-- start of Record set --
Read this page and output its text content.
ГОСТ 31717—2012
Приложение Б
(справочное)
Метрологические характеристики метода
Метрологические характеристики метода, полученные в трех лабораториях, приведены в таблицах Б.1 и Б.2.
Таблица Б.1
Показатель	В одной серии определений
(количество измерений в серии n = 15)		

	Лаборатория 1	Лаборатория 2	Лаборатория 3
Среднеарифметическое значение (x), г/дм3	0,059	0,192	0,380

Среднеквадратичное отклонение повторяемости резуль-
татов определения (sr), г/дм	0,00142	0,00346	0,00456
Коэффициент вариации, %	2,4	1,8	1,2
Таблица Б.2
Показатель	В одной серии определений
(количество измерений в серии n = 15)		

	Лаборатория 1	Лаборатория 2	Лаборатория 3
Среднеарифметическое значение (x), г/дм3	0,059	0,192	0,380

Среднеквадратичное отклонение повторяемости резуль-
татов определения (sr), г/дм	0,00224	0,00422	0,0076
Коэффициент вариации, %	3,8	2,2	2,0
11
-- end of Record set --
Task details:
From the entries, copy out each line containing the word "определения".

Result below:
татов определения (sr), г/дм	0,00142	0,00346	0,00456
татов определения (sr), г/дм	0,00224	0,00422	0,0076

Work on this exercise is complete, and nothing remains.